-- start --

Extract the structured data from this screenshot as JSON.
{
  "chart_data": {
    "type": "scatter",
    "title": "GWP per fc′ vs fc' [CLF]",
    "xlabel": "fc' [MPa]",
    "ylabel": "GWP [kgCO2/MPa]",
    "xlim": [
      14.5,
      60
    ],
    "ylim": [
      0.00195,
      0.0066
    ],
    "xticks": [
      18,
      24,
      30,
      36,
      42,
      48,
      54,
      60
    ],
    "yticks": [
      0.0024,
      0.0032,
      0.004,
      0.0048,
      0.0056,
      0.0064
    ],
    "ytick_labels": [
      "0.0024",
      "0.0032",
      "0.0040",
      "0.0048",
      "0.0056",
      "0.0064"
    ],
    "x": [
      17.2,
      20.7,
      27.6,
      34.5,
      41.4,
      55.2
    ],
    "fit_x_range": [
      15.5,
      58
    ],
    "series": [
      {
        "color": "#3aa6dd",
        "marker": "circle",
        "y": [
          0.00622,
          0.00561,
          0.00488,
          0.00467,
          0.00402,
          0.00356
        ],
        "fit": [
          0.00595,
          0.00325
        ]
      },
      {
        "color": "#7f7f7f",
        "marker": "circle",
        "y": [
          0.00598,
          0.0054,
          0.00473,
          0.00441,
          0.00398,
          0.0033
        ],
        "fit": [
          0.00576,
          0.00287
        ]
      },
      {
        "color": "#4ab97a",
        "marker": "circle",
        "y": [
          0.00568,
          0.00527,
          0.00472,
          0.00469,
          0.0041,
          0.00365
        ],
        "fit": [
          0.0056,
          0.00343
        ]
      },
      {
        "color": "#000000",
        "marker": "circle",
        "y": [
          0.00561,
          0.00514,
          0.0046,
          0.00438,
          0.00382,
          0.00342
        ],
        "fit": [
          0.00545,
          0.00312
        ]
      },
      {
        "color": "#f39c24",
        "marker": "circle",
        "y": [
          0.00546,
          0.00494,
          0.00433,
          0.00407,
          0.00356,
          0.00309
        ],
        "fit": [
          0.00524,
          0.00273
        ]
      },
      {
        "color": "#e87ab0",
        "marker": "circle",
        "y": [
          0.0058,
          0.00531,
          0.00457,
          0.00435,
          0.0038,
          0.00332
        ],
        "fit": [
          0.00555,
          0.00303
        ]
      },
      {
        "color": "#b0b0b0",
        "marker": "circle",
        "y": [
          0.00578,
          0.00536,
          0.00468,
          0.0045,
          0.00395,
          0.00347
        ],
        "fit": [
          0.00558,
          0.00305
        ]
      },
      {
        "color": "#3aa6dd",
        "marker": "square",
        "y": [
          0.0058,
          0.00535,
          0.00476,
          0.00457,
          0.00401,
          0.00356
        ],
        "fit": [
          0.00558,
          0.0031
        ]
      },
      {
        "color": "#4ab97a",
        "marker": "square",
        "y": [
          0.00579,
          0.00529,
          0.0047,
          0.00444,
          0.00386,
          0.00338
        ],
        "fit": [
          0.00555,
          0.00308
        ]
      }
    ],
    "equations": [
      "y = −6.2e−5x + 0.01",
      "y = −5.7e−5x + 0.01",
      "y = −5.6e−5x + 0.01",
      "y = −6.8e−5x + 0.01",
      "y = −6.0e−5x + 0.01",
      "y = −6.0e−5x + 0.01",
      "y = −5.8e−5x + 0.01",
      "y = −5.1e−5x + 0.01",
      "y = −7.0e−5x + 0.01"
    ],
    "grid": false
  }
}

-- end --

• [WHAT YOU HAVE TO DO]: Return a copy of every line that includes the word "color".

• [PROBLEM SOLUTION]:
        "color": "#3aa6dd",
        "color": "#7f7f7f",
        "color": "#4ab97a",
        "color": "#000000",
        "color": "#f39c24",
        "color": "#e87ab0",
        "color": "#b0b0b0",
        "color": "#3aa6dd",
        "color": "#4ab97a",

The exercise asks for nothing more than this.